WHAT THIS TASK INVOLVES
When a line below contains the string "Granulocytes", show that line.

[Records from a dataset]
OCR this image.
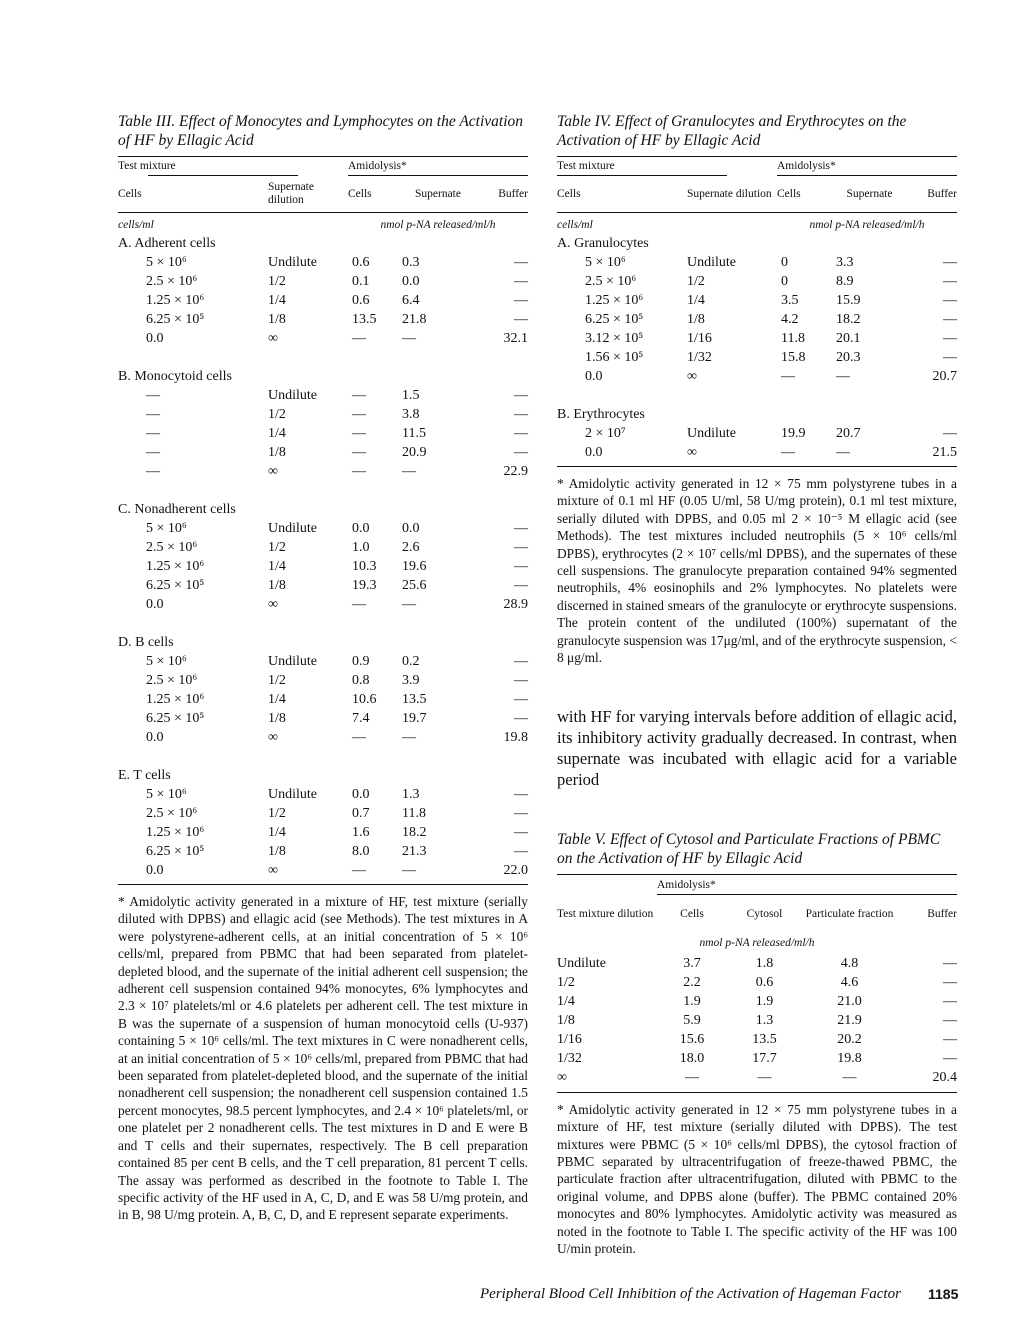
Table III. Effect of Monocytes and Lymphocytes on the Activation of HF by Ellagic Acid

Test mixture		Amidolysis*		

Cells	Supernate dilution	Cells	Supernate	Buffer

cells/ml		nmol p-NA released/ml/h		
A. Adherent cells				
5 × 10⁶	Undilute	0.6	0.3	—
2.5 × 10⁶	1/2	0.1	0.0	—
1.25 × 10⁶	1/4	0.6	6.4	—
6.25 × 10⁵	1/8	13.5	21.8	—
0.0	∞	—	—	32.1

B. Monocytoid cells				
—	Undilute	—	1.5	—
—	1/2	—	3.8	—
—	1/4	—	11.5	—
—	1/8	—	20.9	—
—	∞	—	—	22.9

C. Nonadherent cells				
5 × 10⁶	Undilute	0.0	0.0	—
2.5 × 10⁶	1/2	1.0	2.6	—
1.25 × 10⁶	1/4	10.3	19.6	—
6.25 × 10⁵	1/8	19.3	25.6	—
0.0	∞	—	—	28.9

D. B cells				
5 × 10⁶	Undilute	0.9	0.2	—
2.5 × 10⁶	1/2	0.8	3.9	—
1.25 × 10⁶	1/4	10.6	13.5	—
6.25 × 10⁵	1/8	7.4	19.7	—
0.0	∞	—	—	19.8

E. T cells				
5 × 10⁶	Undilute	0.0	1.3	—
2.5 × 10⁶	1/2	0.7	11.8	—
1.25 × 10⁶	1/4	1.6	18.2	—
6.25 × 10⁵	1/8	8.0	21.3	—
0.0	∞	—	—	22.0

* Amidolytic activity generated in a mixture of HF, test mixture (serially diluted with DPBS) and ellagic acid (see Methods). The test mixtures in A were polystyrene-adherent cells, at an initial concentration of 5 × 10⁶ cells/ml, prepared from PBMC that had been separated from platelet-depleted blood, and the supernate of the initial adherent cell suspension; the adherent cell suspension contained 94% monocytes, 6% lymphocytes and 2.3 × 10⁷ platelets/ml or 4.6 platelets per adherent cell. The test mixture in B was the supernate of a suspension of human monocytoid cells (U-937) containing 5 × 10⁶ cells/ml. The text mixtures in C were nonadherent cells, at an initial concentration of 5 × 10⁶ cells/ml, prepared from PBMC that had been separated from platelet-depleted blood, and the supernate of the initial nonadherent cell suspension; the nonadherent cell suspension contained 1.5 percent monocytes, 98.5 percent lymphocytes, and 2.4 × 10⁶ platelets/ml, or one platelet per 2 nonadherent cells. The test mixtures in D and E were B and T cells and their supernates, respectively. The B cell preparation contained 85 per cent B cells, and the T cell preparation, 81 percent T cells. The assay was performed as described in the footnote to Table I. The specific activity of the HF used in A, C, D, and E was 58 U/mg protein, and in B, 98 U/mg protein. A, B, C, D, and E represent separate experiments.

Table IV. Effect of Granulocytes and Erythrocytes on the Activation of HF by Ellagic Acid

Test mixture		Amidolysis*		

Cells	Supernate dilution	Cells	Supernate	Buffer

cells/ml		nmol p-NA released/ml/h		
A. Granulocytes				
5 × 10⁶	Undilute	0	3.3	—
2.5 × 10⁶	1/2	0	8.9	—
1.25 × 10⁶	1/4	3.5	15.9	—
6.25 × 10⁵	1/8	4.2	18.2	—
3.12 × 10⁵	1/16	11.8	20.1	—
1.56 × 10⁵	1/32	15.8	20.3	—
0.0	∞	—	—	20.7

B. Erythrocytes				
2 × 10⁷	Undilute	19.9	20.7	—
0.0	∞	—	—	21.5

* Amidolytic activity generated in 12 × 75 mm polystyrene tubes in a mixture of 0.1 ml HF (0.05 U/ml, 58 U/mg protein), 0.1 ml test mixture, serially diluted with DPBS, and 0.05 ml 2 × 10⁻⁵ M ellagic acid (see Methods). The test mixtures included neutrophils (5 × 10⁶ cells/ml DPBS), erythrocytes (2 × 10⁷ cells/ml DPBS), and the supernates of these cell suspensions. The granulocyte preparation contained 94% segmented neutrophils, 4% eosinophils and 2% lymphocytes. No platelets were discerned in stained smears of the granulocyte or erythrocyte suspensions. The protein content of the undiluted (100%) supernatant of the granulocyte suspension was 17μg/ml, and of the erythrocyte suspension, < 8 μg/ml.

with HF for varying intervals before addition of ellagic acid, its inhibitory activity gradually decreased. In contrast, when supernate was incubated with ellagic acid for a variable period

Table V. Effect of Cytosol and Particulate Fractions of PBMC on the Activation of HF by Ellagic Acid

	Amidolysis*			

Test mixture dilution	Cells	Cytosol	Particulate fraction	Buffer
nmol p-NA released/ml/h				
Undilute	3.7	1.8	4.8	—
1/2	2.2	0.6	4.6	—
1/4	1.9	1.9	21.0	—
1/8	5.9	1.3	21.9	—
1/16	15.6	13.5	20.2	—
1/32	18.0	17.7	19.8	—
∞	—	—	—	20.4

* Amidolytic activity generated in 12 × 75 mm polystyrene tubes in a mixture of HF, test mixture (serially diluted with DPBS). The test mixtures were PBMC (5 × 10⁶ cells/ml DPBS), the cytosol fraction of PBMC separated by ultracentrifugation of freeze-thawed PBMC, the particulate fraction after ultracentrifugation, diluted with PBMC to the original volume, and DPBS alone (buffer). The PBMC contained 20% monocytes and 80% lymphocytes. Amidolytic activity was measured as noted in the footnote to Table I. The specific activity of the HF was 100 U/min protein.

Peripheral Blood Cell Inhibition of the Activation of Hageman Factor 1185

SOLUTION TO THE PROBLEM
Table IV. Effect of Granulocytes and Erythrocytes on the Activation of HF by Ellagic Acid
A. Granulocytes				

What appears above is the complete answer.